[What is being asked]:
Below is a listing to transcribe in full and exactly; keep the pictures out.

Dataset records
□ □ □ □
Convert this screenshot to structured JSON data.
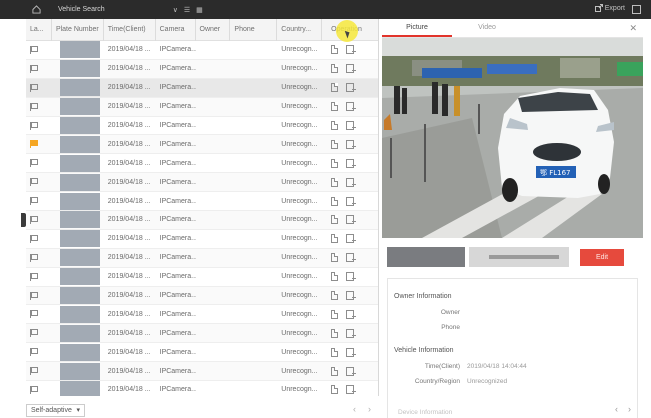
{
  "topbar": {
    "title": "Vehicle Search",
    "controls": [
      "∨",
      "☰",
      "▦"
    ],
    "export_label": "Export"
  },
  "table": {
    "headers": [
      "La...",
      "Plate Number",
      "Time(Client)",
      "Camera",
      "Owner",
      "Phone",
      "Country...",
      "Operation"
    ],
    "rows": [
      {
        "flag": false,
        "time": "2019/04/18 ...",
        "camera": "IPCamera...",
        "country": "Unrecogn...",
        "selected": false
      },
      {
        "flag": false,
        "time": "2019/04/18 ...",
        "camera": "IPCamera...",
        "country": "Unrecogn...",
        "selected": false
      },
      {
        "flag": false,
        "time": "2019/04/18 ...",
        "camera": "IPCamera...",
        "country": "Unrecogn...",
        "selected": true
      },
      {
        "flag": false,
        "time": "2019/04/18 ...",
        "camera": "IPCamera...",
        "country": "Unrecogn...",
        "selected": false
      },
      {
        "flag": false,
        "time": "2019/04/18 ...",
        "camera": "IPCamera...",
        "country": "Unrecogn...",
        "selected": false
      },
      {
        "flag": true,
        "time": "2019/04/18 ...",
        "camera": "IPCamera...",
        "country": "Unrecogn...",
        "selected": false
      },
      {
        "flag": false,
        "time": "2019/04/18 ...",
        "camera": "IPCamera...",
        "country": "Unrecogn...",
        "selected": false
      },
      {
        "flag": false,
        "time": "2019/04/18 ...",
        "camera": "IPCamera...",
        "country": "Unrecogn...",
        "selected": false
      },
      {
        "flag": false,
        "time": "2019/04/18 ...",
        "camera": "IPCamera...",
        "country": "Unrecogn...",
        "selected": false
      },
      {
        "flag": false,
        "time": "2019/04/18 ...",
        "camera": "IPCamera...",
        "country": "Unrecogn...",
        "selected": false
      },
      {
        "flag": false,
        "time": "2019/04/18 ...",
        "camera": "IPCamera...",
        "country": "Unrecogn...",
        "selected": false
      },
      {
        "flag": false,
        "time": "2019/04/18 ...",
        "camera": "IPCamera...",
        "country": "Unrecogn...",
        "selected": false
      },
      {
        "flag": false,
        "time": "2019/04/18 ...",
        "camera": "IPCamera...",
        "country": "Unrecogn...",
        "selected": false
      },
      {
        "flag": false,
        "time": "2019/04/18 ...",
        "camera": "IPCamera...",
        "country": "Unrecogn...",
        "selected": false
      },
      {
        "flag": false,
        "time": "2019/04/18 ...",
        "camera": "IPCamera...",
        "country": "Unrecogn...",
        "selected": false
      },
      {
        "flag": false,
        "time": "2019/04/18 ...",
        "camera": "IPCamera...",
        "country": "Unrecogn...",
        "selected": false
      },
      {
        "flag": false,
        "time": "2019/04/18 ...",
        "camera": "IPCamera...",
        "country": "Unrecogn...",
        "selected": false
      },
      {
        "flag": false,
        "time": "2019/04/18 ...",
        "camera": "IPCamera...",
        "country": "Unrecogn...",
        "selected": false
      },
      {
        "flag": false,
        "time": "2019/04/18 ...",
        "camera": "IPCamera...",
        "country": "Unrecogn...",
        "selected": false
      }
    ]
  },
  "bottom": {
    "display_mode": "Self-adaptive",
    "prev": "‹",
    "next": "›"
  },
  "panel": {
    "tabs": [
      "Picture",
      "Video"
    ],
    "active_tab": "Picture",
    "close": "✕",
    "plate_text": "鄂 FL167",
    "edit_label": "Edit",
    "owner_section": "Owner Information",
    "owner_fields": [
      {
        "label": "Owner",
        "value": ""
      },
      {
        "label": "Phone",
        "value": ""
      }
    ],
    "vehicle_section": "Vehicle Information",
    "vehicle_fields": [
      {
        "label": "Time(Client)",
        "value": "2019/04/18 14:04:44"
      },
      {
        "label": "Country/Region",
        "value": "Unrecognized"
      }
    ],
    "footer_text": "Device Information",
    "prev": "‹",
    "next": "›"
  },
  "colors": {
    "accent_red": "#e64a3d",
    "flag_orange": "#f5a623",
    "topbar": "#2b2b2b"
  }
}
□ □ □ □
[Full solution]:
Convert this screenshot to structured JSON data.
{
  "topbar": {
    "title": "Vehicle Search",
    "controls": [
      "∨",
      "☰",
      "▦"
    ],
    "export_label": "Export"
  },
  "table": {
    "headers": [
      "La...",
      "Plate Number",
      "Time(Client)",
      "Camera",
      "Owner",
      "Phone",
      "Country...",
      "Operation"
    ],
    "rows": [
      {
        "flag": false,
        "time": "2019/04/18 ...",
        "camera": "IPCamera...",
        "country": "Unrecogn...",
        "selected": false
      },
      {
        "flag": false,
        "time": "2019/04/18 ...",
        "camera": "IPCamera...",
        "country": "Unrecogn...",
        "selected": false
      },
      {
        "flag": false,
        "time": "2019/04/18 ...",
        "camera": "IPCamera...",
        "country": "Unrecogn...",
        "selected": true
      },
      {
        "flag": false,
        "time": "2019/04/18 ...",
        "camera": "IPCamera...",
        "country": "Unrecogn...",
        "selected": false
      },
      {
        "flag": false,
        "time": "2019/04/18 ...",
        "camera": "IPCamera...",
        "country": "Unrecogn...",
        "selected": false
      },
      {
        "flag": true,
        "time": "2019/04/18 ...",
        "camera": "IPCamera...",
        "country": "Unrecogn...",
        "selected": false
      },
      {
        "flag": false,
        "time": "2019/04/18 ...",
        "camera": "IPCamera...",
        "country": "Unrecogn...",
        "selected": false
      },
      {
        "flag": false,
        "time": "2019/04/18 ...",
        "camera": "IPCamera...",
        "country": "Unrecogn...",
        "selected": false
      },
      {
        "flag": false,
        "time": "2019/04/18 ...",
        "camera": "IPCamera...",
        "country": "Unrecogn...",
        "selected": false
      },
      {
        "flag": false,
        "time": "2019/04/18 ...",
        "camera": "IPCamera...",
        "country": "Unrecogn...",
        "selected": false
      },
      {
        "flag": false,
        "time": "2019/04/18 ...",
        "camera": "IPCamera...",
        "country": "Unrecogn...",
        "selected": false
      },
      {
        "flag": false,
        "time": "2019/04/18 ...",
        "camera": "IPCamera...",
        "country": "Unrecogn...",
        "selected": false
      },
      {
        "flag": false,
        "time": "2019/04/18 ...",
        "camera": "IPCamera...",
        "country": "Unrecogn...",
        "selected": false
      },
      {
        "flag": false,
        "time": "2019/04/18 ...",
        "camera": "IPCamera...",
        "country": "Unrecogn...",
        "selected": false
      },
      {
        "flag": false,
        "time": "2019/04/18 ...",
        "camera": "IPCamera...",
        "country": "Unrecogn...",
        "selected": false
      },
      {
        "flag": false,
        "time": "2019/04/18 ...",
        "camera": "IPCamera...",
        "country": "Unrecogn...",
        "selected": false
      },
      {
        "flag": false,
        "time": "2019/04/18 ...",
        "camera": "IPCamera...",
        "country": "Unrecogn...",
        "selected": false
      },
      {
        "flag": false,
        "time": "2019/04/18 ...",
        "camera": "IPCamera...",
        "country": "Unrecogn...",
        "selected": false
      },
      {
        "flag": false,
        "time": "2019/04/18 ...",
        "camera": "IPCamera...",
        "country": "Unrecogn...",
        "selected": false
      }
    ]
  },
  "bottom": {
    "display_mode": "Self-adaptive",
    "prev": "‹",
    "next": "›"
  },
  "panel": {
    "tabs": [
      "Picture",
      "Video"
    ],
    "active_tab": "Picture",
    "close": "✕",
    "plate_text": "鄂 FL167",
    "edit_label": "Edit",
    "owner_section": "Owner Information",
    "owner_fields": [
      {
        "label": "Owner",
        "value": ""
      },
      {
        "label": "Phone",
        "value": ""
      }
    ],
    "vehicle_section": "Vehicle Information",
    "vehicle_fields": [
      {
        "label": "Time(Client)",
        "value": "2019/04/18 14:04:44"
      },
      {
        "label": "Country/Region",
        "value": "Unrecognized"
      }
    ],
    "footer_text": "Device Information",
    "prev": "‹",
    "next": "›"
  },
  "colors": {
    "accent_red": "#e64a3d",
    "flag_orange": "#f5a623",
    "topbar": "#2b2b2b"
  }
}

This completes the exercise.